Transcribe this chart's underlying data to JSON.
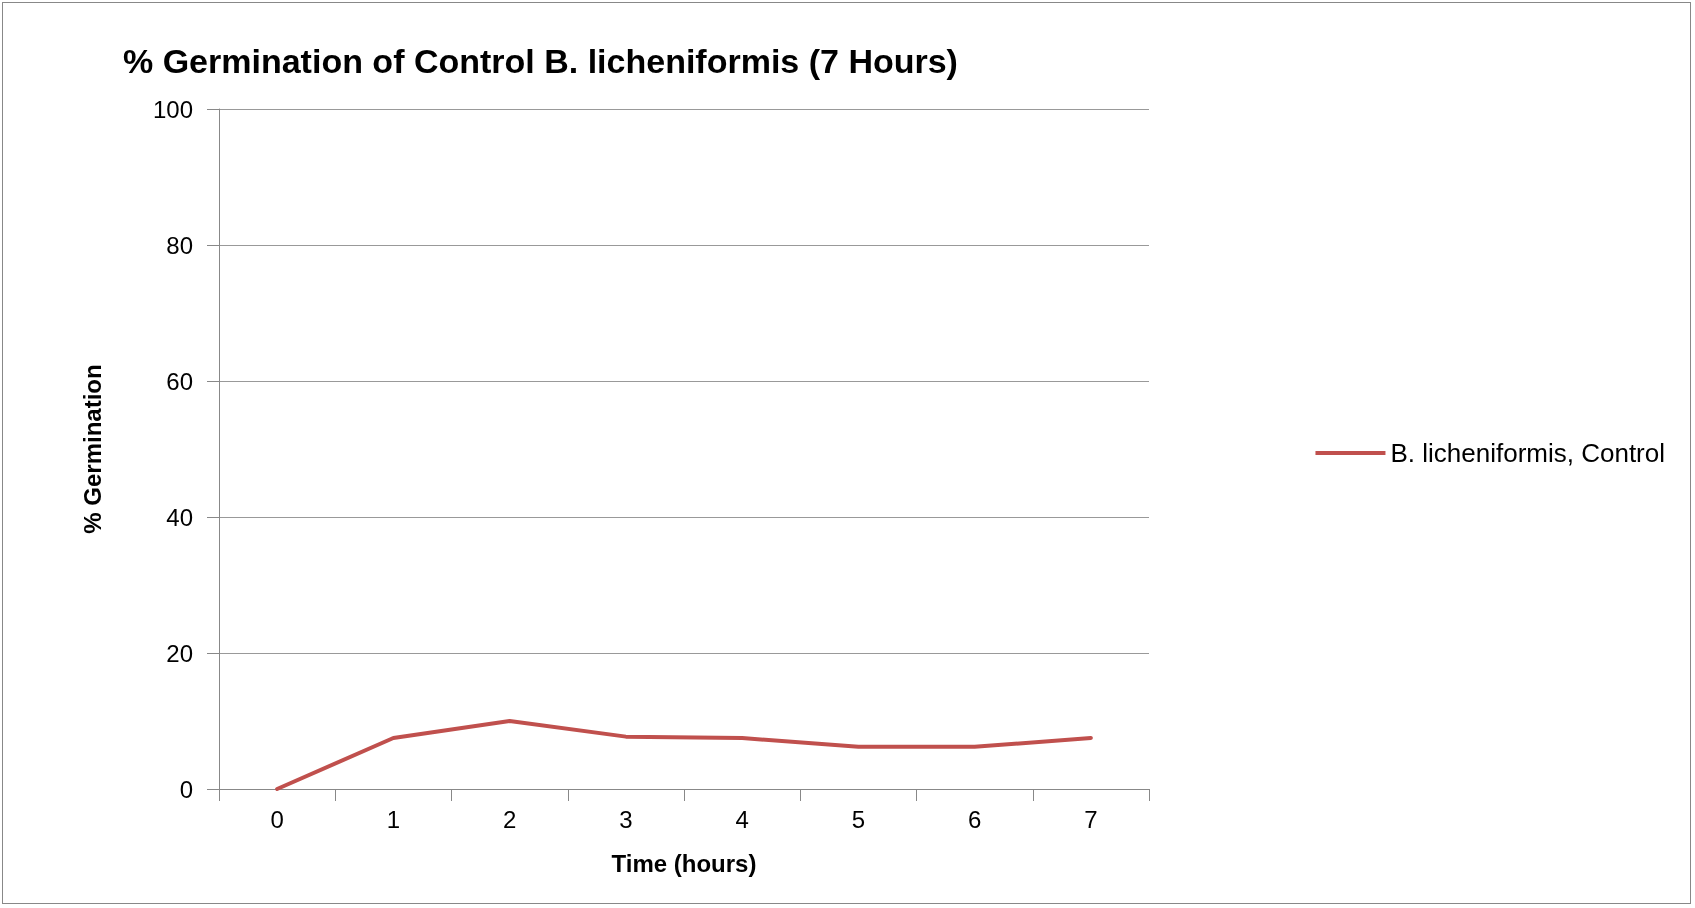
{
  "chart_data": {
    "type": "line",
    "title": "% Germination of Control B. licheniformis (7 Hours)",
    "xlabel": "Time (hours)",
    "ylabel": "% Germination",
    "categories": [
      "0",
      "1",
      "2",
      "3",
      "4",
      "5",
      "6",
      "7"
    ],
    "series": [
      {
        "name": "B. licheniformis, Control",
        "color": "#c0504d",
        "values": [
          0,
          7.5,
          10,
          7.7,
          7.5,
          6.2,
          6.2,
          7.5
        ]
      }
    ],
    "ylim": [
      0,
      100
    ],
    "yticks": [
      0,
      20,
      40,
      60,
      80,
      100
    ],
    "grid": "y",
    "legend": "right",
    "marker": "none",
    "line_style": "solid"
  }
}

++++++

Transcribe all of the entries word for word, but skip any pictures they contain.

Transcribe this chart's underlying data to JSON.
{
  "chart_data": {
    "type": "line",
    "title": "% Germination of Control B. licheniformis (7 Hours)",
    "xlabel": "Time (hours)",
    "ylabel": "% Germination",
    "categories": [
      "0",
      "1",
      "2",
      "3",
      "4",
      "5",
      "6",
      "7"
    ],
    "series": [
      {
        "name": "B. licheniformis, Control",
        "color": "#c0504d",
        "values": [
          0,
          7.5,
          10,
          7.7,
          7.5,
          6.2,
          6.2,
          7.5
        ]
      }
    ],
    "ylim": [
      0,
      100
    ],
    "yticks": [
      0,
      20,
      40,
      60,
      80,
      100
    ],
    "grid": "y",
    "legend": "right",
    "marker": "none",
    "line_style": "solid"
  }
}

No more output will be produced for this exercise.